Tareas a realizar:
1 > Responde a estas preguntas según el texto sobre la política exterior de Clinton:
(a) ¿Cómo se titula el libro de Henry Kissinger y qué período de las relaciones exteriores de Occidente abarca?
(b) Según Kissinger, ¿cómo le parece la política de los dirigentes norteamericanos al gusto europeo?
(c) ¿Qué presidentes incorporaron orientaciones de mayor racionalismo?
2 > Copia sin cambios el fragmento del texto sobre la política exterior de Clinton que va desde "Según Kissinger, esa" hasta "refinamiento y cinismo.".
3 > Prolonga el texto sobre la política exterior de Clinton a partir de su última oración.

Texto proporcionado:
_ _ _ _ _

La confusa política exterior de Clinton reactiva el debate entre idealismo y pragmatismo en la diplomacia estadounidense

Antonio Caño

La política exterior norteamericana es el resultado de la tensión permanente entre el pragmatismo que propicia la defensa de los intereses Inmediatos y exclusivos de Estados Unidos y el idealismo que busca la promoción de los valores de esta sociedad más allá de sus propias fronteras. Ese debate, con ventaja de uno u otro lado en función del ocupante de la Casa Blanca, vuelve a surgir cuando se trata de analizar la confusa política exterior del presidente Bill Clinton, que nunca acaba de resolver la duda hamletiana entre su deber histórico como líder de la mayor democracia del mundo y sus necesidades como dirigente de una potencia con intereses, militares, políticos y económicos de corto plazo. A ese debate ha hecho ahora una aportación fundamental el ex secretario de Estado Henry Kissinger con su libro Diplomacy, en el que analiza las relaciones exteriores de Occidente desde Richelieu hasta George Bush y en el que expone la oscilante trayectoria seguida por EE UU entre el pragmatismo y el idealismo.

Henry Kissinger sostiene que el ingrediente de idealismo, de la inocencia en grado extremo, si se quiere, es un elemento fundamental sin el que no se puede entender la política exterior de Estados Unidos. En un reciente artículo publicado por el propio Kissinger, el viejo artista de la diplomacia' afirma lo siguiente: "La motivación fundamental por los derechos humanos se mantiene profundamente arraigada en las tradiciones norteamericanas. Ninguna otra nación ha sido tan explícitamente fundada para reivindicar la libertad o para ser poblada tan extensamente por refugiados. Las demás naciones deben tener seriamente en cuenta que para la mayoría de los norteamericanos los intereses nacionales no pueden ser separados de la preocupación por los derechos humanos".

Según Kissinger, esa tradición ha hecho aparecer muchas veces a los dirigentes norteamericanos como incapaces de entender la letra pequeña de las relaciones exteriores, y su política, excesivamente suave para el gusto europeo. Al mismo tiempo, en Estados Unidos se tiende a entender la política europea como un ejercicio de sangre fría, refinamiento y cinismo.

De acuerdo con esta teoría, que supera ampliamente la barrera de las diferencias ideológicas, las políticas de Woodroow Wilson, John Kennedy o Ronald Reagan estuvieron movidas por un idealismo rayano en el voluntarismo, mientras que las administraciones de Theodore Roosevelt, Richard Nixon o Bill Clinton incorporaron orientaciones de mayor racionalismo y fueron más sensibles a los intereses particulares.

_ _ _ _ _

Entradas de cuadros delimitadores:
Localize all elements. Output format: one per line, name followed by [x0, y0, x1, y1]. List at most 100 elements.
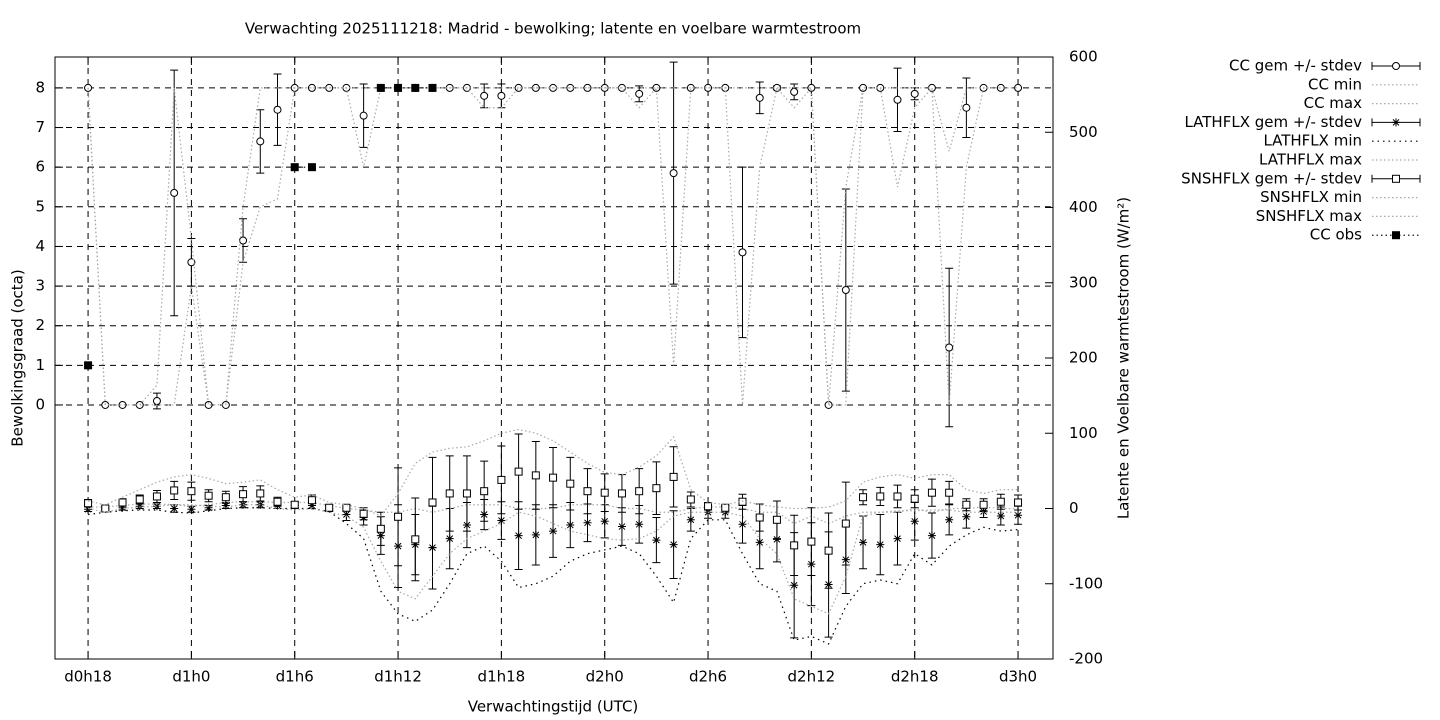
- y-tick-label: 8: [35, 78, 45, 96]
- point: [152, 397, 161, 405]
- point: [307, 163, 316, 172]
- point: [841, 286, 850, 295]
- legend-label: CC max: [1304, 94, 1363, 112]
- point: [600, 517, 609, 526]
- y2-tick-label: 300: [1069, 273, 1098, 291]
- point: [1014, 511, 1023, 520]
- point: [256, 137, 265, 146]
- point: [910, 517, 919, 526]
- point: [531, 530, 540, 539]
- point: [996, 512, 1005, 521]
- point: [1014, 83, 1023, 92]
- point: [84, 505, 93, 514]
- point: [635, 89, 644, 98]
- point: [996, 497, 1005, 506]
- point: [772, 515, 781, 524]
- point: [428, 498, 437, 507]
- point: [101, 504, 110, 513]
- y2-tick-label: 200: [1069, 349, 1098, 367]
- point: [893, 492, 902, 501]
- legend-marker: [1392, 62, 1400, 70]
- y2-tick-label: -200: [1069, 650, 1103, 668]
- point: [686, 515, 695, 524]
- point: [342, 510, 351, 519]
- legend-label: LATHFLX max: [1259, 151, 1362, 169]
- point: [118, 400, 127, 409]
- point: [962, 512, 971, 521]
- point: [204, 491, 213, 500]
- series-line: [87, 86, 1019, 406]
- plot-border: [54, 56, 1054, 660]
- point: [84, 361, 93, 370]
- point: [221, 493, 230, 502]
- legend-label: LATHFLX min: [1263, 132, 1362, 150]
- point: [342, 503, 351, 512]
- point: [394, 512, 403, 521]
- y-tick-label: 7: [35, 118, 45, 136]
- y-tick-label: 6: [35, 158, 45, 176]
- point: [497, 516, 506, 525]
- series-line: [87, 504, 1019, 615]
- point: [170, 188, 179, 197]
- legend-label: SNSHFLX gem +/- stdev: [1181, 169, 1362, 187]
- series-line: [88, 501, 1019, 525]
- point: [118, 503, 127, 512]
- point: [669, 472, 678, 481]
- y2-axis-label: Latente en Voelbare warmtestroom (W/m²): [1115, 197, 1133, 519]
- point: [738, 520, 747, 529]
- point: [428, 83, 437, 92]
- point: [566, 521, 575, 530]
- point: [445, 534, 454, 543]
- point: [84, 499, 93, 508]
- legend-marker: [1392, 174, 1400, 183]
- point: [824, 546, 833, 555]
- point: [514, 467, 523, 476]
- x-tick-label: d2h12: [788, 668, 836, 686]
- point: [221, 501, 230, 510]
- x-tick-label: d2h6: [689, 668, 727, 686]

_ _ _ _ _

Lista de respuestas:
1 >
(a) Se titula Diplomacy y abarca desde Richelieu hasta George Bush.
(b) Le parece excesivamente suave.
(c) Theodore Roosevelt, Richard Nixon y Bill Clinton.

2 >
Según Kissinger, esa tradición ha hecho aparecer muchas veces a los dirigentes norteamericanos como incapaces de entender la letra pequeña de las relaciones exteriores, y su política, excesivamente suave para el gusto europeo. Al mismo tiempo, en Estados Unidos se tiende a entender la política europea como un ejercicio de sangre fría, refinamiento y cinismo.

3 >
Estas diferencias no siempre se han traducido en mayor o menor presencia internacional de EE UU. Tanto Roosevelt como Wilson propiciaron la intervención norteamericana en los asuntos internacionales, aunque mientras el primero lo hacía en pro de un balance de poder que beneficiara a los estadounidenses, Wilson justificó la actuación exterior de su Gobierno por intereses casi exclusivamente altruistas. Nixon, un pragmático de perfil europeo, profundizó la. guerra de Vietnam por puras necesidades tácticas, y Reagan, un visionario del conservadurismo, desarrolló una gran actividad diplomática y militar en defensa de su particular concepción de la libertad. La gestión de George Bush, por su parte, es una mezcla del idealista que concibió el nuevo orden internacional y el pragmático que combatió en la guerra del Golfo por entender que la desestabilización de la principal región petrolera del mundo afectaba gravemente a los intereses norteamericanos.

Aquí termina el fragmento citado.